*Consigne*:
Dans le texte sur l'adoption des pupilles de l'État, rebaptisez « proposition de loi » en « proposition législative », puis redonnez le passage qui s'ouvre sur les mots contenant « II - Le contenu » et se termine par « à l'article suivant. ».

*Texte source*:

════════════════

II - Le contenu de la proposition de loi

La proposition de loi, dans son article 29, si elle ne modifiait pas le premier alinéa de l'article 63, apportait en revanche, des modifications aux deuxième et troisième alinéas, ajoutait après celui-ci trois nouveaux alinéas et abrogeait le dernier alinéa sur la définition du projet d'adoption car cet alinéa était reporté dans un nouvel article du code de la famille et de l'aide sociale créé à l'article suivant.

La modification au deuxième alinéa instituait une possibilité pour des personnes étrangères d'un État ayant ratifié la Convention de La Haye et reconnues aptes à adopter par une autorité centrale ou les autorités compétentes de l'État concerné d'adopter des pupilles de l'État.

Les deux modifications introduites au troisième alinéa sont la première de forme et la seconde de fond puisqu'elle créait une commission d'agrément dont la composition et le mode de fonctionnement devaient être fixés par décret en Conseil d'État. Actuellement, une telle commission n'existe pas, au moins formellement. En effet, conformément à l'article 6 du décret n° 85-938 du 23 août 1985 modifié par le décret n° 88-714 du 9 mai 1988, avant d'accorder l'agrément, le responsable de l'aide sociale à l'enfance doit avoir consulté, concomitamment, l'agent responsable de son service, deux personnes de ce service ayant une compétence particulière dans le domaine de l'adoption et un membre d'un conseil de famille des pupilles de l'État du département représentant d'associations familiales ou de l'association d'entraide des pupilles et anciens pupilles de l'État du département.

════════════════

*Données fournies*:
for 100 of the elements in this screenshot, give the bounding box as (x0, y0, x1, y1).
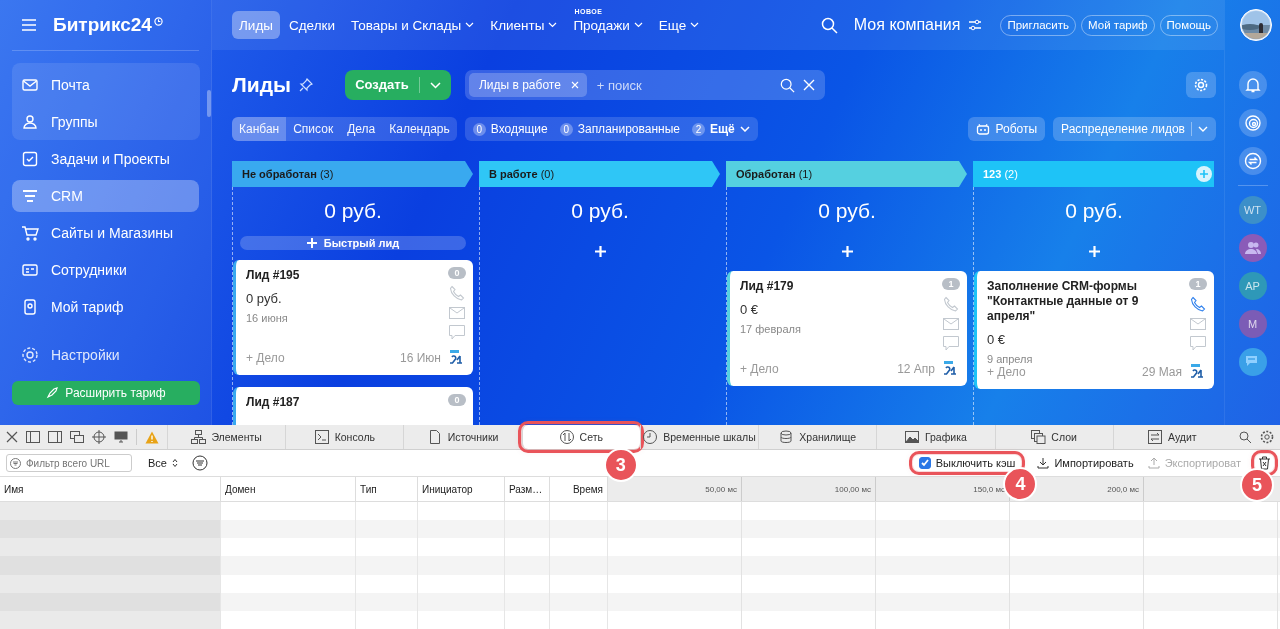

════════════════

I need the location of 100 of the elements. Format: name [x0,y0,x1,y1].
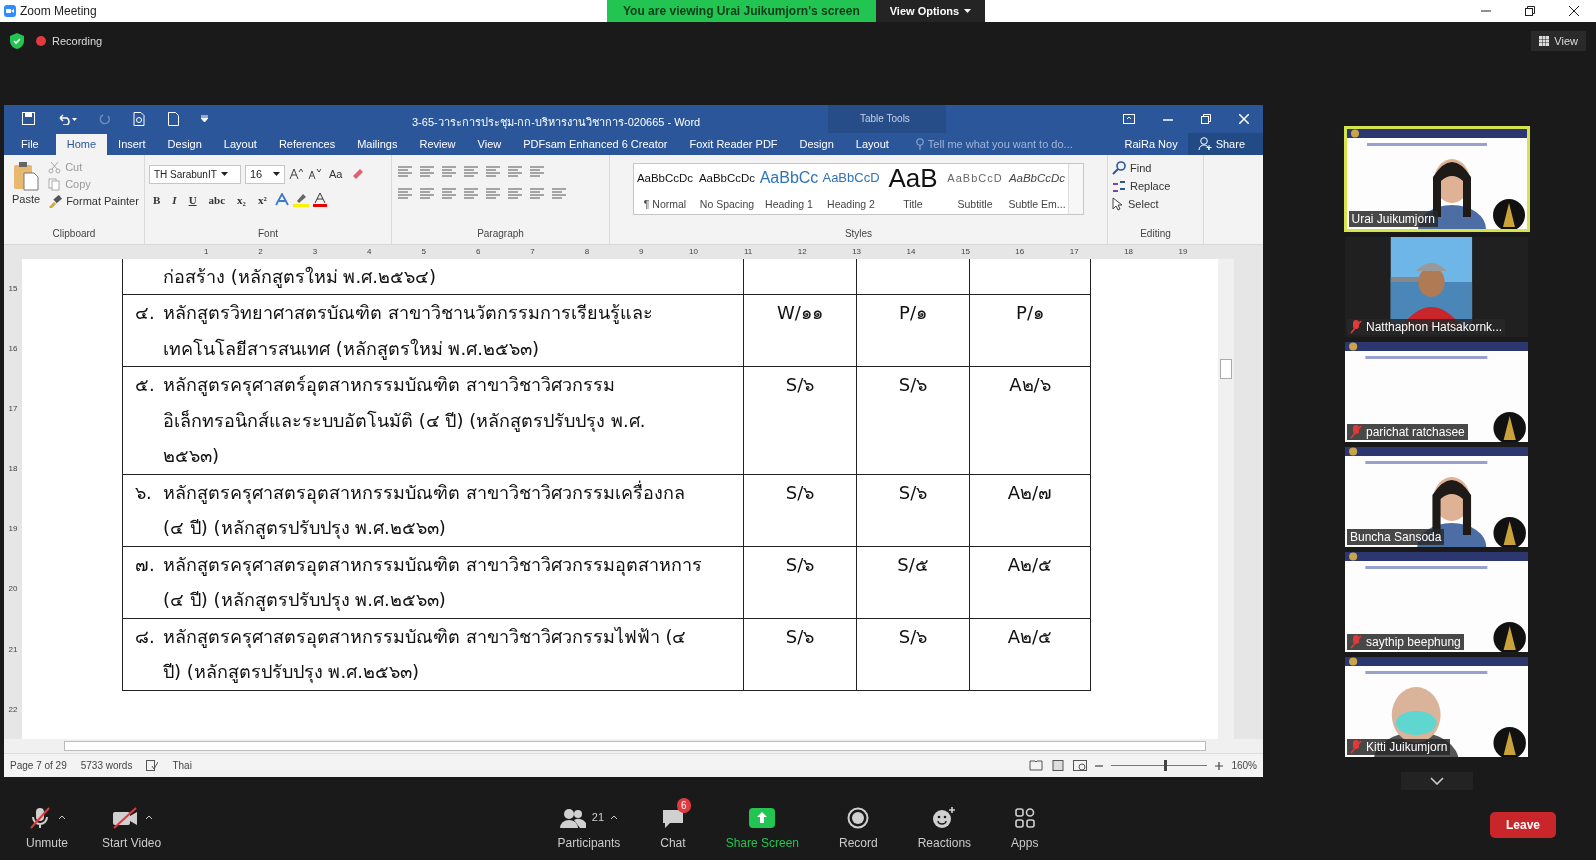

════════════════

*Résultat*:
II - Le contenu de la proposition législative

La proposition législative, dans son article 29, si elle ne modifiait pas le premier alinéa de l'article 63, apportait en revanche, des modifications aux deuxième et troisième alinéas, ajoutait après celui-ci trois nouveaux alinéas et abrogeait le dernier alinéa sur la définition du projet d'adoption car cet alinéa était reporté dans un nouvel article du code de la famille et de l'aide sociale créé à l'article suivant.